Required action:
Search the records for the word "RHOA" and copy each line in which it appears.

--- Data excerpts Enclosed Below ---

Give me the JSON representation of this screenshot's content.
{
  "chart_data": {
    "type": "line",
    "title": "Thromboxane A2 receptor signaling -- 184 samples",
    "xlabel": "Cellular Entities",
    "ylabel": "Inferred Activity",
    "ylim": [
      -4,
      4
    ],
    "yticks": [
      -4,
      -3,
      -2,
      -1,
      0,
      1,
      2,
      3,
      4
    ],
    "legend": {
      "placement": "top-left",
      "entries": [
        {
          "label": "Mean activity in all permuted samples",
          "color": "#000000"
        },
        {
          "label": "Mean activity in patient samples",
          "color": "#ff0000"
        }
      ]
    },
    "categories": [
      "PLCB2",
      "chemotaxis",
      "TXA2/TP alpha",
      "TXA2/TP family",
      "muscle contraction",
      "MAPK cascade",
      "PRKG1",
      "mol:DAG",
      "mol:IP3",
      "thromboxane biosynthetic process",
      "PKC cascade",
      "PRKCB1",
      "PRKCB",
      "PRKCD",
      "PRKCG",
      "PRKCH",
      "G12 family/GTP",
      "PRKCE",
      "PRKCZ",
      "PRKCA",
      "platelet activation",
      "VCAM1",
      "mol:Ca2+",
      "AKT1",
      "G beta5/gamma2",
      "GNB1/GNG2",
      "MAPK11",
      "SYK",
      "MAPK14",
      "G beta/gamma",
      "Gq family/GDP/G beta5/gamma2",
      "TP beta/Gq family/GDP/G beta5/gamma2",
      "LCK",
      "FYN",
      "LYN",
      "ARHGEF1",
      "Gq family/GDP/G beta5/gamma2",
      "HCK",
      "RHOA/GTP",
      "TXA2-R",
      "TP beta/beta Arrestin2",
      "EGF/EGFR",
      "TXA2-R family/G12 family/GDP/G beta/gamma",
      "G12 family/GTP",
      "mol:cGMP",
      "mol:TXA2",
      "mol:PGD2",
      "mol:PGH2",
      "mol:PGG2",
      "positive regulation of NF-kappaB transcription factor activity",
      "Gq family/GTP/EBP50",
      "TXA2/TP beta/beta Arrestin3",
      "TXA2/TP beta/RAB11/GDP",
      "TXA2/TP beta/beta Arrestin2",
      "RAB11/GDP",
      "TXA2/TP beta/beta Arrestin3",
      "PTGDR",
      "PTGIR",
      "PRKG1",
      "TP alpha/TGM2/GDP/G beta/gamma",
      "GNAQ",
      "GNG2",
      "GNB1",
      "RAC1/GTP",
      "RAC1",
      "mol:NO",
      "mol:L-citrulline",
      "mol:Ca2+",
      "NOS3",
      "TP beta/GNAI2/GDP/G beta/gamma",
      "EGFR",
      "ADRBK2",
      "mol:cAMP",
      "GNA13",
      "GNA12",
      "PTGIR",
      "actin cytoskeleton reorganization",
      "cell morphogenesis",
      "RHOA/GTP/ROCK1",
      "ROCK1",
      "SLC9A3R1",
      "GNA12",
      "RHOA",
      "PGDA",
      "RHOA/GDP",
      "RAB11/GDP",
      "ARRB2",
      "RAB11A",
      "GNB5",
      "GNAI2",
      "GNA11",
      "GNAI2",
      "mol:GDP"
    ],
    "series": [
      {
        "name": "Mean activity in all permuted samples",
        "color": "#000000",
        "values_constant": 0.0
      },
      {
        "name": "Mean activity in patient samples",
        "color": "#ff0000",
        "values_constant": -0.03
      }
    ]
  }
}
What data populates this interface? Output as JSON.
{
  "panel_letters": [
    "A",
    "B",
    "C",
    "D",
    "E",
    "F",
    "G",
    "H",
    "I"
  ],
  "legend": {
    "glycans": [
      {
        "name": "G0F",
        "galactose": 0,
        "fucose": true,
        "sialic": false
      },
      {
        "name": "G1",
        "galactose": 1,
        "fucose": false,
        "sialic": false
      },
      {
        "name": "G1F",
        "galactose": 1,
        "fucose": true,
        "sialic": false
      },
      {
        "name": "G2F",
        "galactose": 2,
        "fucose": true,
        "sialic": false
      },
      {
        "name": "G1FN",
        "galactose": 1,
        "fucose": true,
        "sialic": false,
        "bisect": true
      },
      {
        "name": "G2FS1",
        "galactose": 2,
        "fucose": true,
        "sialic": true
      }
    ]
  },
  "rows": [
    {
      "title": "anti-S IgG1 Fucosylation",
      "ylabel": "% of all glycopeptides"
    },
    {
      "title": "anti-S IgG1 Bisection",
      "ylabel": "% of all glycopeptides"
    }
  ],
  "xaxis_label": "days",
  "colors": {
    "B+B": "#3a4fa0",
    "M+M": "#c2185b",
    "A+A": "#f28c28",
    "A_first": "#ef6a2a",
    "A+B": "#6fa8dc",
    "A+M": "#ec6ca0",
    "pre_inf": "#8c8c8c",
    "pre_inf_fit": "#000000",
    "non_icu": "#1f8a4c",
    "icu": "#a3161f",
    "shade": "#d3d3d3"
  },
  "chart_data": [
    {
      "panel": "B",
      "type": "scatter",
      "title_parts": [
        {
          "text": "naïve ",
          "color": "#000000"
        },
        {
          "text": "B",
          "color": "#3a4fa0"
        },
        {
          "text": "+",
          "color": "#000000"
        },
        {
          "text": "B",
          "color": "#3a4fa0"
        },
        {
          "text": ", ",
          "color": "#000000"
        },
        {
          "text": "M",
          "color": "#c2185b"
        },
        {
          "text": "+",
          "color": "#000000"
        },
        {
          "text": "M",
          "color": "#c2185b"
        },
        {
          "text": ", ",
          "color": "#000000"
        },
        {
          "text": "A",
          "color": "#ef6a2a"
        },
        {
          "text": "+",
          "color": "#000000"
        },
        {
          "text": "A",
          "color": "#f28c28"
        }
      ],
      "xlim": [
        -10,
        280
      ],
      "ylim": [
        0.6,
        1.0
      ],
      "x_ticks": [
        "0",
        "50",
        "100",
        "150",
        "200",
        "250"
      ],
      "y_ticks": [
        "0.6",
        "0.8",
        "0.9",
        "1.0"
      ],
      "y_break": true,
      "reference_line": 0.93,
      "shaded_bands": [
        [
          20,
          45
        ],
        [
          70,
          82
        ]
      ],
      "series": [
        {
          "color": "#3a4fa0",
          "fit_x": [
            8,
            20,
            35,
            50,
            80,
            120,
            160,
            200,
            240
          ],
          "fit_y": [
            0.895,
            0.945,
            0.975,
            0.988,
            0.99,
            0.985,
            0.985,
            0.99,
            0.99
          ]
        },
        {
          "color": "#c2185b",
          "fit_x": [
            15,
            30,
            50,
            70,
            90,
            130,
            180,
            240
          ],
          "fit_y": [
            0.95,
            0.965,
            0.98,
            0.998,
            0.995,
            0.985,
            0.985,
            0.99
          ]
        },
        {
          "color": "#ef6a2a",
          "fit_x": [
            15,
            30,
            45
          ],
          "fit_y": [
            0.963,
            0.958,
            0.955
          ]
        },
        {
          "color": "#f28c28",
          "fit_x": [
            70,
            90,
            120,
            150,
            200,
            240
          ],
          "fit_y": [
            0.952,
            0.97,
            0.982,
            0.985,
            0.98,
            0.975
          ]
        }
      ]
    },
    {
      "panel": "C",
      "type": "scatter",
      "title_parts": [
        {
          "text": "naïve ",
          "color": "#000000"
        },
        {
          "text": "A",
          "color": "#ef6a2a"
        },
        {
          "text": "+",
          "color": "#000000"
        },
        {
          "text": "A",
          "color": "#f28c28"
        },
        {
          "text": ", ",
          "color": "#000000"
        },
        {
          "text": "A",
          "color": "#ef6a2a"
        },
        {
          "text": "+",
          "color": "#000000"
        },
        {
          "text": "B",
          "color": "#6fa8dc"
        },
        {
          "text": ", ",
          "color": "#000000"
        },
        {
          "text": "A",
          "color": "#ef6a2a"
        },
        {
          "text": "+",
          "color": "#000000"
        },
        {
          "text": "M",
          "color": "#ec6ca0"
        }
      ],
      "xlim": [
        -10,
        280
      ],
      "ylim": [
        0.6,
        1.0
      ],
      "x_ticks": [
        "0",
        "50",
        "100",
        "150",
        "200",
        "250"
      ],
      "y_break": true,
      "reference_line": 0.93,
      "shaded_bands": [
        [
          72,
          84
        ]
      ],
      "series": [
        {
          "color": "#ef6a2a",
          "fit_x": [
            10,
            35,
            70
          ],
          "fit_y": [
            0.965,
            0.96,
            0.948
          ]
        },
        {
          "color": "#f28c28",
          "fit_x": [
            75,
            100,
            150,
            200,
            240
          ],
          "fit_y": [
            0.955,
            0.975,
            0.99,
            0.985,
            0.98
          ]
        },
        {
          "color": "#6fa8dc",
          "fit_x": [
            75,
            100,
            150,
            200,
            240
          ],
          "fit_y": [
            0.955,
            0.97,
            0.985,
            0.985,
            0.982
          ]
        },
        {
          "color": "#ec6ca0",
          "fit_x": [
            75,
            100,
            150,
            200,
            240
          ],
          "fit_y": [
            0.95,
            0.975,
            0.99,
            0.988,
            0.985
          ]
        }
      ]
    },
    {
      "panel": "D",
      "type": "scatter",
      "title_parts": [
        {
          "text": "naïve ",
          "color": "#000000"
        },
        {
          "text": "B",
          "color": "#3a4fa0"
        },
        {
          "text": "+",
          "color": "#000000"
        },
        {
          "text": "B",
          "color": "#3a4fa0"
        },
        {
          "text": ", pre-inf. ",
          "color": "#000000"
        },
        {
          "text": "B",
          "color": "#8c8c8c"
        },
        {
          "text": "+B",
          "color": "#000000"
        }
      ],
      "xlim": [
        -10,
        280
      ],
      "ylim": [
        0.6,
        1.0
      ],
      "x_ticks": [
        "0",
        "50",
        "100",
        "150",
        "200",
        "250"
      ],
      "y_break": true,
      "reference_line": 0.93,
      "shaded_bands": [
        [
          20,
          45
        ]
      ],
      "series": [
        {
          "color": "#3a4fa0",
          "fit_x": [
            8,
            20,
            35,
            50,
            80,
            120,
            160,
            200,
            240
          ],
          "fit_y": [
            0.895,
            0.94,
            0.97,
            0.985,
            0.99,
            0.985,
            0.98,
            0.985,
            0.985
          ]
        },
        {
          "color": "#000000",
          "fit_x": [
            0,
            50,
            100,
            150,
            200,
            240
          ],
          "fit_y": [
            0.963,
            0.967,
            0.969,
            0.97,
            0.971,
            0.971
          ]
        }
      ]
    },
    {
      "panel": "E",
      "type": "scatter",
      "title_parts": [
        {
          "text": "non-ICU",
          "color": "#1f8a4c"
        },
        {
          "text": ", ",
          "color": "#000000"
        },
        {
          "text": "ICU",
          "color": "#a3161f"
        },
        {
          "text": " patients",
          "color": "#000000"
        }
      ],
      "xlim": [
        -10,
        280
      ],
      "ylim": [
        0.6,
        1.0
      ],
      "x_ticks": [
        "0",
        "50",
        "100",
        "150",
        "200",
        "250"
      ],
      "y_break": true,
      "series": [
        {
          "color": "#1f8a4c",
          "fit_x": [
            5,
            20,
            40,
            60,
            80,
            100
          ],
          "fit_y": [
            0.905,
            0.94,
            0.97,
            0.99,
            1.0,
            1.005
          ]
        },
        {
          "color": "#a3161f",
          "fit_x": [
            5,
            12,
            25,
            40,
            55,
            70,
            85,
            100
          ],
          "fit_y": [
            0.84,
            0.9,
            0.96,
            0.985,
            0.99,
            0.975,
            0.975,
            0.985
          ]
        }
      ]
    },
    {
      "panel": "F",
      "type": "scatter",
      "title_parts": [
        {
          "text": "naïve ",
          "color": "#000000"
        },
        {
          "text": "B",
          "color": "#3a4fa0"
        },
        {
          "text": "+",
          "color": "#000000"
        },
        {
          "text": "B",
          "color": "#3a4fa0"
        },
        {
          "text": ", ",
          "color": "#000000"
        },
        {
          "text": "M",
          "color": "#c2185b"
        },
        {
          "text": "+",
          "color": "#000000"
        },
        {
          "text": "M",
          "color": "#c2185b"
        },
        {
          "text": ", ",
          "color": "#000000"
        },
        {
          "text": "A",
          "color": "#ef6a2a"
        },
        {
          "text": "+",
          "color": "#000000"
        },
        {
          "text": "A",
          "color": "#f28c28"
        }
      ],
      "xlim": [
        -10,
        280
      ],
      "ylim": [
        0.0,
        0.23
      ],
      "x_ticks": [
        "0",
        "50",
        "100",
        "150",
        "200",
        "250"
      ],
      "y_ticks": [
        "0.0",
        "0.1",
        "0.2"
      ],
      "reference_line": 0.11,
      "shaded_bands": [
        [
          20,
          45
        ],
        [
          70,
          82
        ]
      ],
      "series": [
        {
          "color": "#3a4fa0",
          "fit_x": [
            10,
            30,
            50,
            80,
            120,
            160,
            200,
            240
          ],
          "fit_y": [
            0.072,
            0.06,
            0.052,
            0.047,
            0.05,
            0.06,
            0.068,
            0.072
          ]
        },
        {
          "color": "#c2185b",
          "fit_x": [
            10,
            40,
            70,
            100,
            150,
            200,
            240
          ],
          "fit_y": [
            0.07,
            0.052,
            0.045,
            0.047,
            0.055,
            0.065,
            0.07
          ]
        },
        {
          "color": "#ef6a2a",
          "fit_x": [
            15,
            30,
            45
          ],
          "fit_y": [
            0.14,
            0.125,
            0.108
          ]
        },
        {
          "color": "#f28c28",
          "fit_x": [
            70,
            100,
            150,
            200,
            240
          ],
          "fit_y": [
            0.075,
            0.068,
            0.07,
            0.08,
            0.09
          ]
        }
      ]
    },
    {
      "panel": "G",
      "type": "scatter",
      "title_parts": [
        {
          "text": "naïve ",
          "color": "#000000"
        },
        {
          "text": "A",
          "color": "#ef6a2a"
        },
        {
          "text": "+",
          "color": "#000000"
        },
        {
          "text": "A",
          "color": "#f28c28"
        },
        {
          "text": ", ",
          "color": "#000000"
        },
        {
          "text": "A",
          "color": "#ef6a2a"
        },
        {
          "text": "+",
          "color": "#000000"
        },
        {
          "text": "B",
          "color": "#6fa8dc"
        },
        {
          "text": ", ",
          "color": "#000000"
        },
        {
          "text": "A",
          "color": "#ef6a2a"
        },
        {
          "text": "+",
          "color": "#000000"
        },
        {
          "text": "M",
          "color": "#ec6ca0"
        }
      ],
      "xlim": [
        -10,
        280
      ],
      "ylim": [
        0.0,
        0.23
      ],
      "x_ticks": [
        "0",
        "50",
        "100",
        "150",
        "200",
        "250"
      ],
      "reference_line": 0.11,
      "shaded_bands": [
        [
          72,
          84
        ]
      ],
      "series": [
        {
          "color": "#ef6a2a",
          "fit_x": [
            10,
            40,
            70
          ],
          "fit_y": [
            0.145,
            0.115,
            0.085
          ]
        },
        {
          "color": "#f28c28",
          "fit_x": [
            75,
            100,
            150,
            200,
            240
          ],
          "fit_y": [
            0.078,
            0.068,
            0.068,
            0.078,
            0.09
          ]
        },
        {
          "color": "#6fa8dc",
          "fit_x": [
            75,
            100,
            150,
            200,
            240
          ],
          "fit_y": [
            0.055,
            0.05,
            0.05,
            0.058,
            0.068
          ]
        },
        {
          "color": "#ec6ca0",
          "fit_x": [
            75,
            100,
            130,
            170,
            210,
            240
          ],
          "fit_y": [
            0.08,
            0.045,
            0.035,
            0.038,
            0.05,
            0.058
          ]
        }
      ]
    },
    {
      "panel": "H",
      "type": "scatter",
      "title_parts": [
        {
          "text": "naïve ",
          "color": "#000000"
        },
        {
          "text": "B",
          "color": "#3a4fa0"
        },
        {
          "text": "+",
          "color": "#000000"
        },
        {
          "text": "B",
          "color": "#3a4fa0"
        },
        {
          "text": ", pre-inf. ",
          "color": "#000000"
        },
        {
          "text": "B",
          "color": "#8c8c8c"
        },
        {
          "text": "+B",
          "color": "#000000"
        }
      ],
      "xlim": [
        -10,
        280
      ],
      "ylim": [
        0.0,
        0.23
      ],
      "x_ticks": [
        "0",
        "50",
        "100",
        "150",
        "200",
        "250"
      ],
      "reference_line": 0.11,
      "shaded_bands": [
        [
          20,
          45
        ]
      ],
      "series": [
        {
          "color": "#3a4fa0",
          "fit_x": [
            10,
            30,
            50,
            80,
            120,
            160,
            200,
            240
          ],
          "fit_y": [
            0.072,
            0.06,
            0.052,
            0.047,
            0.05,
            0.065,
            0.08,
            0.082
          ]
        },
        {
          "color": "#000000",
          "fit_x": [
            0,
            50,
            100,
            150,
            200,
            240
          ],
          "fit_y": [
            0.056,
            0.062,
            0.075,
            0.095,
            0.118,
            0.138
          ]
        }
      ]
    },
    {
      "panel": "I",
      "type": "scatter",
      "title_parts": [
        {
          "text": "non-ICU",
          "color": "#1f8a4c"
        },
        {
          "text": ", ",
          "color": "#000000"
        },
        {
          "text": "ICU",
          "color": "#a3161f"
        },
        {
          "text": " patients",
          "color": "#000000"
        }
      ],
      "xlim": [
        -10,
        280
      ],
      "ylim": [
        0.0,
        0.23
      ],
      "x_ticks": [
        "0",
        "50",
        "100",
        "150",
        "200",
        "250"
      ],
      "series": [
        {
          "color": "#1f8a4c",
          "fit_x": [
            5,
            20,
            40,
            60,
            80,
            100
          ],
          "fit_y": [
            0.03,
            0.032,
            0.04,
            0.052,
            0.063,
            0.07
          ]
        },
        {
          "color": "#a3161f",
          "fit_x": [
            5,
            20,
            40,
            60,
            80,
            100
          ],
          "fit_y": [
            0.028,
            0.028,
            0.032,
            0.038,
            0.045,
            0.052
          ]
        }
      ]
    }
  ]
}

--- End of Enclosed Data excerpts ---

Output of the task:
      "RHOA/GTP",
      "RHOA/GTP/ROCK1",
      "RHOA",
      "RHOA/GDP",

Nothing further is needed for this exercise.